The task:
Present the records below as a numbered list, from their first line through the line containing "menu-view[interactable]: View bbox=[127, 0, 158, 22]", both included and blank lines omitted.

Material provided:
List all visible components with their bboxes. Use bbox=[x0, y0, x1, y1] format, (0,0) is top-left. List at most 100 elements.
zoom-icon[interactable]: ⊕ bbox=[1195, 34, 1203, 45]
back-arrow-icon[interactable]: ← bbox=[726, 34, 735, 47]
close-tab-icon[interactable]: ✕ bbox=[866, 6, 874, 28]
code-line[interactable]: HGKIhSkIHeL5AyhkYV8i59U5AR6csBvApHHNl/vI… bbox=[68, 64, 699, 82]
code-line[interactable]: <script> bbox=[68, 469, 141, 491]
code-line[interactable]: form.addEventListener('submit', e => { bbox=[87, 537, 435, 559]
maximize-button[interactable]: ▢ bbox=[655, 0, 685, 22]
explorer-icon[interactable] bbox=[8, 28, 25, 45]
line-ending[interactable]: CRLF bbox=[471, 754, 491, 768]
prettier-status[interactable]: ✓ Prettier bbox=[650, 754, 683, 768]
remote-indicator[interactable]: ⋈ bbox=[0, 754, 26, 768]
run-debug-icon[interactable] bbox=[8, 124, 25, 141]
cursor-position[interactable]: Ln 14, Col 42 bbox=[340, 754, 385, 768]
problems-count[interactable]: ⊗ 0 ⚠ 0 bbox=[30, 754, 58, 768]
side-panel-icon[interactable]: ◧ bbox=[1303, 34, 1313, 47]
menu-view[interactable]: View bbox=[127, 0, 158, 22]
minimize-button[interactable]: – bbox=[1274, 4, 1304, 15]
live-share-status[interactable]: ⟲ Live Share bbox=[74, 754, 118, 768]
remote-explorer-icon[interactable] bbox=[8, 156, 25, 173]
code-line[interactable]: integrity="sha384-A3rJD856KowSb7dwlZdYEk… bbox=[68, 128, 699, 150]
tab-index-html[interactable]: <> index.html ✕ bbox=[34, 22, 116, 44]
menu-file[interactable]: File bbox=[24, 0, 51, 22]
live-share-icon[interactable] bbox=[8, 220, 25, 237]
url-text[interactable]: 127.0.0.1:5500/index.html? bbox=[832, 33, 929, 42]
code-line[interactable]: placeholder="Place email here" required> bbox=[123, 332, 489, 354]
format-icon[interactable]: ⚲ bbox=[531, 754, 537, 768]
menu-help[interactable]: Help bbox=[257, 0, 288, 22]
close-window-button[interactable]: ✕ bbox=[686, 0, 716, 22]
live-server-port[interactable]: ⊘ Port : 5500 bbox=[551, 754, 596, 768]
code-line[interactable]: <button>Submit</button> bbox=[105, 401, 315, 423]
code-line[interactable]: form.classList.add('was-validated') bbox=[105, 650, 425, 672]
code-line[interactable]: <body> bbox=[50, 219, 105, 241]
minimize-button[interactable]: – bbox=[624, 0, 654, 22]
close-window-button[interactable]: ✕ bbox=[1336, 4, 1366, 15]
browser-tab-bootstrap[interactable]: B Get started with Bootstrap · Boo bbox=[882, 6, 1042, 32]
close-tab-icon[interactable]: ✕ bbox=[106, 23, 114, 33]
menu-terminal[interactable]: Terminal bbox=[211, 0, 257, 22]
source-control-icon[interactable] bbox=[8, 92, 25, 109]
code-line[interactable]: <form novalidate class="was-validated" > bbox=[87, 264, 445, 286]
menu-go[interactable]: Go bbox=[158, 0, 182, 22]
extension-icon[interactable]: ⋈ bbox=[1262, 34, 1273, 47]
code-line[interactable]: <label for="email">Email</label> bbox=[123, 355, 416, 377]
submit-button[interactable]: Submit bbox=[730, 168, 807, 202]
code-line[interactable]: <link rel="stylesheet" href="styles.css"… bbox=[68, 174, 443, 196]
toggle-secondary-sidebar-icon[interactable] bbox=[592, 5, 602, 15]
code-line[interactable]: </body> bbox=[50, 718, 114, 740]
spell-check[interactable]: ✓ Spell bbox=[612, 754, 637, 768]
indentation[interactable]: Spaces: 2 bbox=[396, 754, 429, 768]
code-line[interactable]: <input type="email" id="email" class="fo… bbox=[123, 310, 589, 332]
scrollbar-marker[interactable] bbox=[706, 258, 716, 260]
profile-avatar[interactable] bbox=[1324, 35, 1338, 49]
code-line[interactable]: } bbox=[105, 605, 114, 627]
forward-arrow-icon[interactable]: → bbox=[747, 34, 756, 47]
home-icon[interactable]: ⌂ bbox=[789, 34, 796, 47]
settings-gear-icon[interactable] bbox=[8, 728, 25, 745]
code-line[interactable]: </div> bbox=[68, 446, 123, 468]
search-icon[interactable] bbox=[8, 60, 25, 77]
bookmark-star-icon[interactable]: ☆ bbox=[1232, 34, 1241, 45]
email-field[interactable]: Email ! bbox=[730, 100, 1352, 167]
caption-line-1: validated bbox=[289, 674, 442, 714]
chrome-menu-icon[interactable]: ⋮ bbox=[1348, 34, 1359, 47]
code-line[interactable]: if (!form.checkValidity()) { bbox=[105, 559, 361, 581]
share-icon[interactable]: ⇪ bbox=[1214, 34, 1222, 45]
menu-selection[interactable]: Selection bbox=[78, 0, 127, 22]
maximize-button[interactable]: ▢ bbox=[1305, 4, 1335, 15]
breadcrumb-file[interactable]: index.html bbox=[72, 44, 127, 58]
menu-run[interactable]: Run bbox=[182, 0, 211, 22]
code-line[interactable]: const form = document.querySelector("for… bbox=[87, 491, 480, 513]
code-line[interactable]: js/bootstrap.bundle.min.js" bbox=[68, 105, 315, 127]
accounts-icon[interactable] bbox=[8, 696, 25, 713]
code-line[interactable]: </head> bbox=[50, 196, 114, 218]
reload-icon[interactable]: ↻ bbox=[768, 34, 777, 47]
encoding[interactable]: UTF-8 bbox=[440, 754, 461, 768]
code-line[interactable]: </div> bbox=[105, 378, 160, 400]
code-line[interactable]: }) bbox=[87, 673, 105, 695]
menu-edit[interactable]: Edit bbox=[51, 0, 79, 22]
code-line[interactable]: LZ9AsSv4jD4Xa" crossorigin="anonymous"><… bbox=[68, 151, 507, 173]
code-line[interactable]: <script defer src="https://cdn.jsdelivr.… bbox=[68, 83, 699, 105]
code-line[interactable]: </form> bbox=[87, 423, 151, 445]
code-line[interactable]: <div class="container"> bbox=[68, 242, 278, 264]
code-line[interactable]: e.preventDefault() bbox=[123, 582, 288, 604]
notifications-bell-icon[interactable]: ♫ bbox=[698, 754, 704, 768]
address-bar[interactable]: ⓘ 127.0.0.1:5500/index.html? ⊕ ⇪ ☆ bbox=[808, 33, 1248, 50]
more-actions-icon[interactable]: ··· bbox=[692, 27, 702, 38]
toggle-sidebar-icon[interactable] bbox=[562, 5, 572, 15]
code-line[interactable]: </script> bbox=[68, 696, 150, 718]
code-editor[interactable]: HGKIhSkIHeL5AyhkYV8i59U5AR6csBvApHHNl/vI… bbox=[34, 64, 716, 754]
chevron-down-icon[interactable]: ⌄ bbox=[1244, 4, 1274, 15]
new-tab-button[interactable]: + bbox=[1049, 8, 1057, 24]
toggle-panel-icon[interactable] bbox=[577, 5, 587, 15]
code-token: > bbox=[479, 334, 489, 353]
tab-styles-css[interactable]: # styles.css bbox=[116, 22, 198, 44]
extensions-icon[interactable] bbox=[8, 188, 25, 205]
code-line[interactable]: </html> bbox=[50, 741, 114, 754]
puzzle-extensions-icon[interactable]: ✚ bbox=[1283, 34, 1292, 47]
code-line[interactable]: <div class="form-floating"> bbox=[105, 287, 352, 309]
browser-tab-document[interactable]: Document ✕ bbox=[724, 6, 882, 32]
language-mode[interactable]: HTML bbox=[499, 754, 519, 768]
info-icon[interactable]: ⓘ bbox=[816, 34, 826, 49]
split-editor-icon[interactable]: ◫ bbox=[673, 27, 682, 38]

The result:
1. List all visible components with their bboxes. Use bbox=[x0, y0, x1, y1] format, (0,0) is top-left. List at most 100 elements.
2. zoom-icon[interactable]: ⊕ bbox=[1195, 34, 1203, 45]
3. back-arrow-icon[interactable]: ← bbox=[726, 34, 735, 47]
4. close-tab-icon[interactable]: ✕ bbox=[866, 6, 874, 28]
5. code-line[interactable]: HGKIhSkIHeL5AyhkYV8i59U5AR6csBvApHHNl/vI… bbox=[68, 64, 699, 82]
6. code-line[interactable]: <script> bbox=[68, 469, 141, 491]
7. code-line[interactable]: form.addEventListener('submit', e => { bbox=[87, 537, 435, 559]
8. maximize-button[interactable]: ▢ bbox=[655, 0, 685, 22]
9. explorer-icon[interactable] bbox=[8, 28, 25, 45]
10. line-ending[interactable]: CRLF bbox=[471, 754, 491, 768]
11. prettier-status[interactable]: ✓ Prettier bbox=[650, 754, 683, 768]
12. remote-indicator[interactable]: ⋈ bbox=[0, 754, 26, 768]
13. run-debug-icon[interactable] bbox=[8, 124, 25, 141]
14. cursor-position[interactable]: Ln 14, Col 42 bbox=[340, 754, 385, 768]
15. problems-count[interactable]: ⊗ 0 ⚠ 0 bbox=[30, 754, 58, 768]
16. side-panel-icon[interactable]: ◧ bbox=[1303, 34, 1313, 47]
17. menu-view[interactable]: View bbox=[127, 0, 158, 22]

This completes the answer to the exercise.